_Request_. Pictures should be excluded; otherwise, copy every entry exactly.

__________________________________________________

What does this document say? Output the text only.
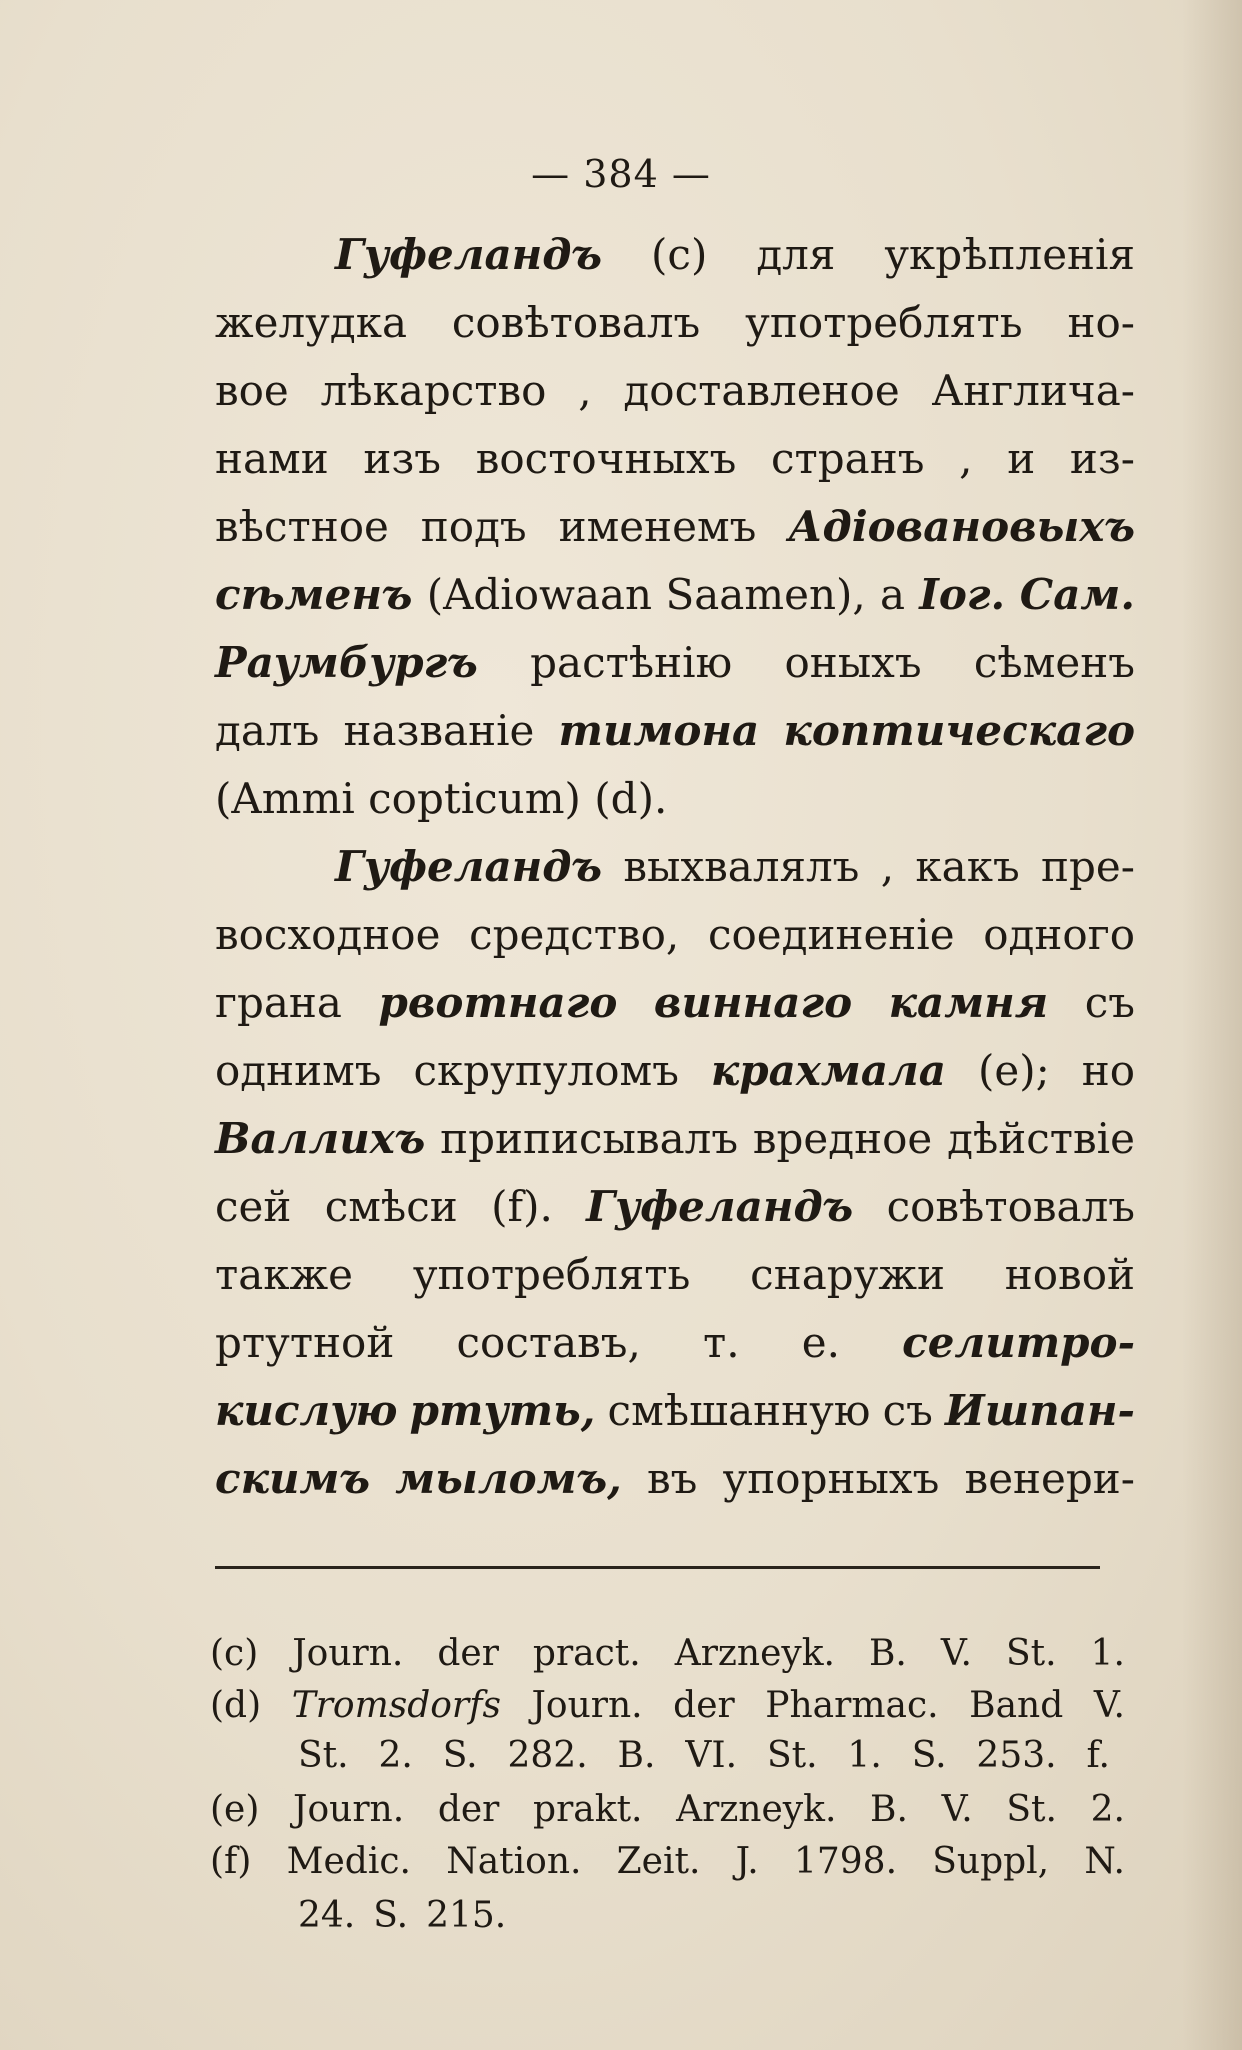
— 384 —
Гуфеландъ (c) для укрѣпленія
желудка совѣтовалъ употреблять но-
вое лѣкарство , доставленое Англича-
нами изъ восточныхъ странъ , и из-
вѣстное подъ именемъ Адіовановыхъ
сѣменъ (Adiowaan Saamen), а Іог. Сам.
Раумбургъ растѣнію оныхъ сѣменъ
далъ названіе тимона коптическаго
(Ammi copticum) (d).
Гуфеландъ выхвалялъ , какъ пре-
восходное средство, соединеніе одного
грана рвотнаго виннаго камня съ
однимъ скрупуломъ крахмала (e); но
Валлихъ приписывалъ вредное дѣйствіе
сей смѣси (f). Гуфеландъ совѣтовалъ
также употреблять снаружи новой
ртутной составъ, т. е. селитро-
кислую ртуть, смѣшанную съ Ишпан-
скимъ мыломъ, въ упорныхъ венери-
(c) Journ. der pract. Arzneyk. B. V. St. 1.
(d) Tromsdorfs Journ. der Pharmac. Band V.
St. 2. S. 282. B. VI. St. 1. S. 253. f.
(e) Journ. der prakt. Arzneyk. B. V. St. 2.
(f) Medic. Nation. Zeit. J. 1798. Suppl, N.
24. S. 215.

__________________________________________________

_Written response_.
What does this document say? Output the text only.
— 384 —
Гуфеландъ (c) для укрѣпленія
желудка совѣтовалъ употреблять но-
вое лѣкарство , доставленое Англича-
нами изъ восточныхъ странъ , и из-
вѣстное подъ именемъ Адіовановыхъ
сѣменъ (Adiowaan Saamen), а Іог. Сам.
Раумбургъ растѣнію оныхъ сѣменъ
далъ названіе тимона коптическаго
(Ammi copticum) (d).
Гуфеландъ выхвалялъ , какъ пре-
восходное средство, соединеніе одного
грана рвотнаго виннаго камня съ
однимъ скрупуломъ крахмала (e); но
Валлихъ приписывалъ вредное дѣйствіе
сей смѣси (f). Гуфеландъ совѣтовалъ
также употреблять снаружи новой
ртутной составъ, т. е. селитро-
кислую ртуть, смѣшанную съ Ишпан-
скимъ мыломъ, въ упорныхъ венери-
(c) Journ. der pract. Arzneyk. B. V. St. 1.
(d) Tromsdorfs Journ. der Pharmac. Band V.
St. 2. S. 282. B. VI. St. 1. S. 253. f.
(e) Journ. der prakt. Arzneyk. B. V. St. 2.
(f) Medic. Nation. Zeit. J. 1798. Suppl, N.
24. S. 215.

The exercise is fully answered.